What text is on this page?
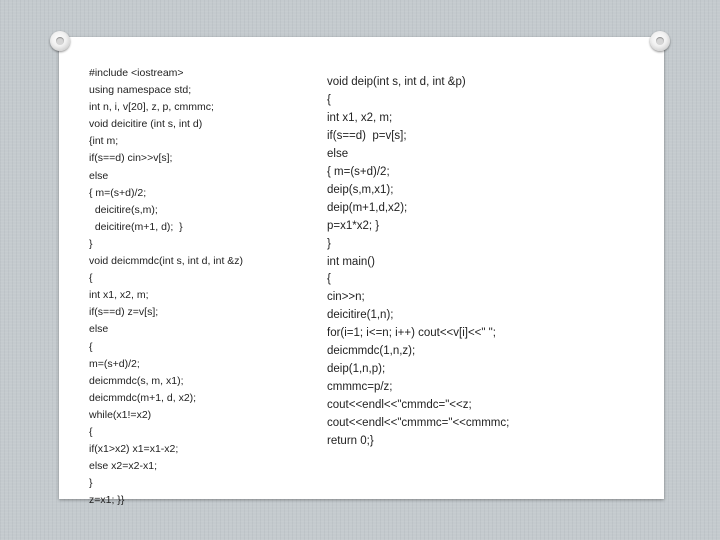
#include <iostream>
using namespace std;
int n, i, v[20], z, p, cmmmc;
void deicitire (int s, int d)
{int m;
if(s==d) cin>>v[s];
else
{ m=(s+d)/2;
deicitire(s,m);
deicitire(m+1, d);  }
}
void deicmmdc(int s, int d, int &z)
{
int x1, x2, m;
if(s==d) z=v[s];
else
{
m=(s+d)/2;
deicmmdc(s, m, x1);
deicmmdc(m+1, d, x2);
while(x1!=x2)
{
if(x1>x2) x1=x1-x2;
else x2=x2-x1;
}
z=x1; }}
void deip(int s, int d, int &p)
{
int x1, x2, m;
if(s==d)  p=v[s];
else
{ m=(s+d)/2;
deip(s,m,x1);
deip(m+1,d,x2);
p=x1*x2; }
}
int main()
{
cin>>n;
deicitire(1,n);
for(i=1; i<=n; i++) cout<<v[i]<<" ";
deicmmdc(1,n,z);
deip(1,n,p);
cmmmc=p/z;
cout<<endl<<"cmmdc="<<z;
cout<<endl<<"cmmmc="<<cmmmc;
return 0;}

───

__Problem to solve__
Copy out each record shown above without alteration, skipping any picture.

__Correct output__
What text is on this page?
#include <iostream>
using namespace std;
int n, i, v[20], z, p, cmmmc;
void deicitire (int s, int d)
{int m;
if(s==d) cin>>v[s];
else
{ m=(s+d)/2;
deicitire(s,m);
deicitire(m+1, d);  }
}
void deicmmdc(int s, int d, int &z)
{
int x1, x2, m;
if(s==d) z=v[s];
else
{
m=(s+d)/2;
deicmmdc(s, m, x1);
deicmmdc(m+1, d, x2);
while(x1!=x2)
{
if(x1>x2) x1=x1-x2;
else x2=x2-x1;
}
z=x1; }}
void deip(int s, int d, int &p)
{
int x1, x2, m;
if(s==d)  p=v[s];
else
{ m=(s+d)/2;
deip(s,m,x1);
deip(m+1,d,x2);
p=x1*x2; }
}
int main()
{
cin>>n;
deicitire(1,n);
for(i=1; i<=n; i++) cout<<v[i]<<" ";
deicmmdc(1,n,z);
deip(1,n,p);
cmmmc=p/z;
cout<<endl<<"cmmdc="<<z;
cout<<endl<<"cmmmc="<<cmmmc;
return 0;}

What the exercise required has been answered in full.